Listings of boxed layout items
==*==
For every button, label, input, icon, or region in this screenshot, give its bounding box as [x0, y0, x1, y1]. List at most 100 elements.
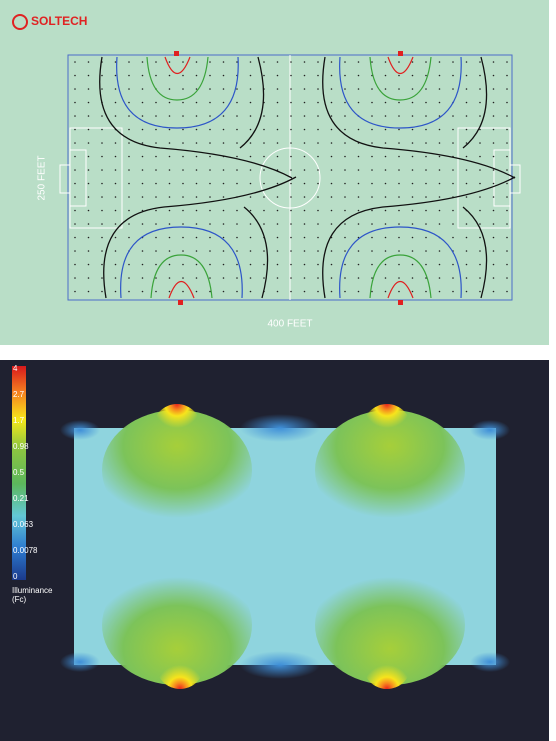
grid-point [317, 250, 319, 252]
grid-point [344, 182, 346, 185]
grid-point [182, 182, 184, 185]
grid-point [128, 277, 130, 279]
grid-point [101, 236, 103, 239]
grid-point [128, 115, 130, 117]
grid-point [384, 88, 387, 90]
grid-point [492, 250, 495, 252]
grid-point [425, 142, 427, 144]
grid-point [425, 209, 427, 212]
grid-point [317, 142, 319, 144]
grid-point [330, 263, 333, 266]
grid-point [195, 209, 198, 212]
grid-point [465, 182, 468, 185]
grid-point [317, 182, 319, 185]
grid-point [74, 209, 76, 212]
grid-point [101, 182, 103, 185]
grid-point [452, 61, 454, 63]
grid-point [492, 128, 495, 131]
grid-point [155, 290, 157, 293]
grid-point [398, 61, 400, 63]
grid-point [276, 277, 279, 279]
grid-point [438, 196, 441, 198]
grid-point [182, 74, 184, 77]
grid-point [101, 250, 103, 252]
grid-point [276, 196, 279, 198]
grid-point [168, 155, 171, 158]
grid-point [195, 61, 198, 63]
grid-point [411, 74, 414, 77]
grid-point [114, 209, 117, 212]
grid-point [263, 182, 265, 185]
grid-point [263, 169, 265, 171]
grid-point [411, 182, 414, 185]
legend-label: 2.7 [13, 390, 25, 399]
grid-point [222, 74, 225, 77]
grid-point [384, 250, 387, 252]
grid-point [87, 61, 90, 63]
grid-point [74, 74, 76, 77]
grid-point [168, 196, 171, 198]
grid-point [222, 263, 225, 266]
grid-point [290, 236, 292, 239]
grid-point [276, 74, 279, 77]
grid-point [249, 290, 252, 293]
grid-point [371, 169, 373, 171]
grid-point [506, 61, 508, 63]
grid-point [276, 101, 279, 104]
grid-point [438, 61, 441, 63]
grid-point [195, 250, 198, 252]
grid-point [276, 115, 279, 117]
grid-point [452, 290, 454, 293]
grid-point [330, 196, 333, 198]
grid-point [209, 182, 211, 185]
grid-point [492, 115, 495, 117]
grid-point [506, 88, 508, 90]
grid-point [479, 223, 481, 225]
grid-point [438, 142, 441, 144]
grid-point [209, 88, 211, 90]
grid-point [479, 236, 481, 239]
grid-point [344, 290, 346, 293]
grid-point [168, 101, 171, 104]
grid-point [330, 128, 333, 131]
grid-point [74, 223, 76, 225]
grid-point [411, 236, 414, 239]
grid-point [438, 209, 441, 212]
grid-point [411, 290, 414, 293]
grid-point [168, 182, 171, 185]
grid-point [317, 88, 319, 90]
grid-point [506, 196, 508, 198]
grid-point [195, 290, 198, 293]
grid-point [249, 250, 252, 252]
grid-point [182, 88, 184, 90]
grid-point [276, 236, 279, 239]
grid-point [182, 290, 184, 293]
grid-point [384, 142, 387, 144]
grid-point [249, 74, 252, 77]
grid-point [506, 250, 508, 252]
grid-point [114, 101, 117, 104]
grid-point [357, 61, 360, 63]
grid-point [344, 88, 346, 90]
grid-point [398, 290, 400, 293]
grid-point [209, 290, 211, 293]
grid-point [155, 101, 157, 104]
grid-point [492, 277, 495, 279]
grid-point [290, 155, 292, 158]
grid-point [236, 209, 238, 212]
grid-point [479, 290, 481, 293]
grid-point [74, 155, 76, 158]
grid-point [452, 277, 454, 279]
grid-point [74, 182, 76, 185]
grid-point [114, 61, 117, 63]
grid-point [384, 115, 387, 117]
grid-point [438, 128, 441, 131]
grid-point [357, 182, 360, 185]
grid-point [87, 169, 90, 171]
grid-point [330, 101, 333, 104]
grid-point [236, 61, 238, 63]
grid-point [74, 263, 76, 266]
grid-point [155, 250, 157, 252]
grid-point [344, 128, 346, 131]
grid-point [425, 196, 427, 198]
==*==
_Directions_
Reproduce verbatim the lines of the data above, from the line containing "grid-point [317, 250, 319, 252]" up to and including the line containing "grid-point [101, 250, 103, 252]".

_Solution to this problem_
grid-point [317, 250, 319, 252]
grid-point [344, 182, 346, 185]
grid-point [182, 182, 184, 185]
grid-point [128, 277, 130, 279]
grid-point [101, 236, 103, 239]
grid-point [128, 115, 130, 117]
grid-point [384, 88, 387, 90]
grid-point [492, 250, 495, 252]
grid-point [425, 142, 427, 144]
grid-point [425, 209, 427, 212]
grid-point [317, 142, 319, 144]
grid-point [330, 263, 333, 266]
grid-point [195, 209, 198, 212]
grid-point [465, 182, 468, 185]
grid-point [317, 182, 319, 185]
grid-point [74, 209, 76, 212]
grid-point [101, 182, 103, 185]
grid-point [452, 61, 454, 63]
grid-point [492, 128, 495, 131]
grid-point [155, 290, 157, 293]
grid-point [398, 61, 400, 63]
grid-point [276, 277, 279, 279]
grid-point [438, 196, 441, 198]
grid-point [182, 74, 184, 77]
grid-point [101, 250, 103, 252]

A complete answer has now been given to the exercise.